**The request**
Wherever a line in the data below holds "name", copy that line.

Figure content listings

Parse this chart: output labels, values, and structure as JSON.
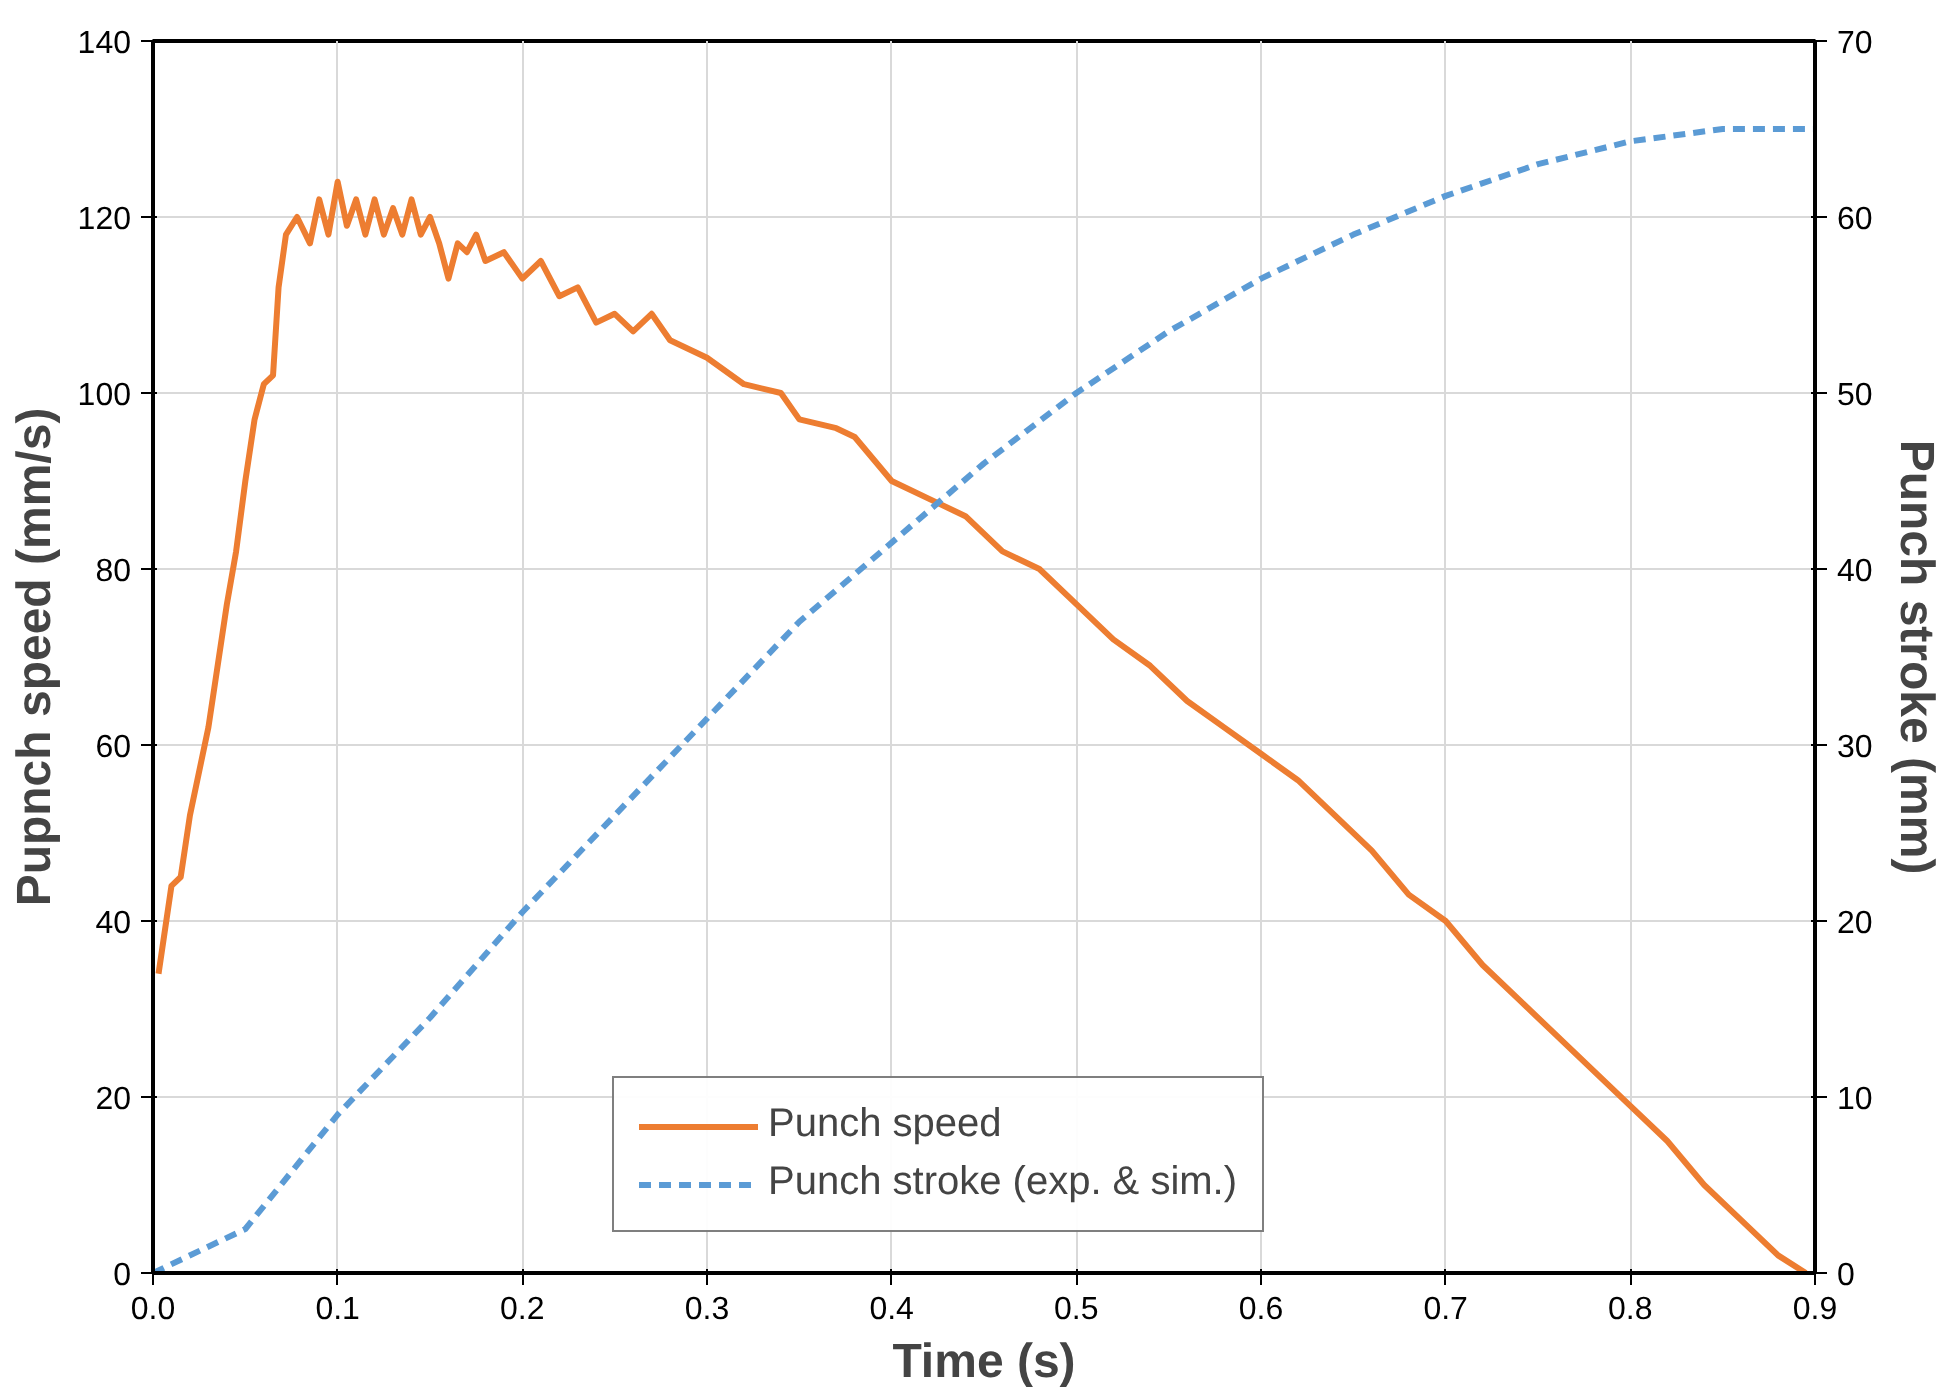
{
  "chart_data": {
    "type": "line",
    "xlabel": "Time (s)",
    "ylabel": "Pupnch speed (mm/s)",
    "y2label": "Punch stroke (mm)",
    "xlim": [
      0,
      0.9
    ],
    "xticks": [
      {
        "value": 0,
        "label": "0.0"
      },
      0.1,
      0.2,
      0.3,
      0.4,
      0.5,
      0.6,
      0.7,
      0.8,
      0.9
    ],
    "ylim": [
      0,
      140
    ],
    "yticks": [
      0,
      20,
      40,
      60,
      80,
      100,
      120,
      140
    ],
    "y2lim": [
      0,
      70
    ],
    "y2ticks": [
      0,
      10,
      20,
      30,
      40,
      50,
      60,
      70
    ],
    "grid": true,
    "legend": "bottom",
    "series": [
      {
        "name": "Punch speed",
        "color": "#ed7d31",
        "line_style": "solid",
        "x": [
          0.003,
          0.01,
          0.015,
          0.02,
          0.03,
          0.04,
          0.045,
          0.05,
          0.055,
          0.06,
          0.065,
          0.068,
          0.072,
          0.078,
          0.085,
          0.09,
          0.095,
          0.1,
          0.105,
          0.11,
          0.115,
          0.12,
          0.125,
          0.13,
          0.135,
          0.14,
          0.145,
          0.15,
          0.155,
          0.16,
          0.165,
          0.17,
          0.175,
          0.18,
          0.19,
          0.2,
          0.21,
          0.22,
          0.23,
          0.24,
          0.25,
          0.26,
          0.27,
          0.28,
          0.3,
          0.32,
          0.34,
          0.35,
          0.37,
          0.38,
          0.4,
          0.42,
          0.44,
          0.46,
          0.48,
          0.5,
          0.52,
          0.54,
          0.56,
          0.58,
          0.6,
          0.62,
          0.64,
          0.66,
          0.68,
          0.7,
          0.72,
          0.74,
          0.76,
          0.78,
          0.8,
          0.82,
          0.84,
          0.86,
          0.88,
          0.895
        ],
        "values": [
          34,
          44,
          45,
          52,
          62,
          76,
          82,
          90,
          97,
          101,
          102,
          112,
          118,
          120,
          117,
          122,
          118,
          124,
          119,
          122,
          118,
          122,
          118,
          121,
          118,
          122,
          118,
          120,
          117,
          113,
          117,
          116,
          118,
          115,
          116,
          113,
          115,
          111,
          112,
          108,
          109,
          107,
          109,
          106,
          104,
          101,
          100,
          97,
          96,
          95,
          90,
          88,
          86,
          82,
          80,
          76,
          72,
          69,
          65,
          62,
          59,
          56,
          52,
          48,
          43,
          40,
          35,
          31,
          27,
          23,
          19,
          15,
          10,
          6,
          2,
          0
        ]
      },
      {
        "name": "Punch stroke (exp. & sim.)",
        "color": "#5b9bd5",
        "axis": "y2",
        "line_style": "dashed",
        "x": [
          0,
          0.05,
          0.1,
          0.15,
          0.2,
          0.25,
          0.3,
          0.35,
          0.4,
          0.45,
          0.5,
          0.55,
          0.6,
          0.65,
          0.7,
          0.75,
          0.8,
          0.85,
          0.9
        ],
        "values": [
          0,
          2.5,
          9,
          14.5,
          20.5,
          26,
          31.5,
          37,
          41.5,
          46,
          50,
          53.5,
          56.5,
          59,
          61.2,
          63,
          64.3,
          65,
          65
        ]
      }
    ]
  }
}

**Solution**
        "name": "Punch speed",
        "name": "Punch stroke (exp. & sim.)",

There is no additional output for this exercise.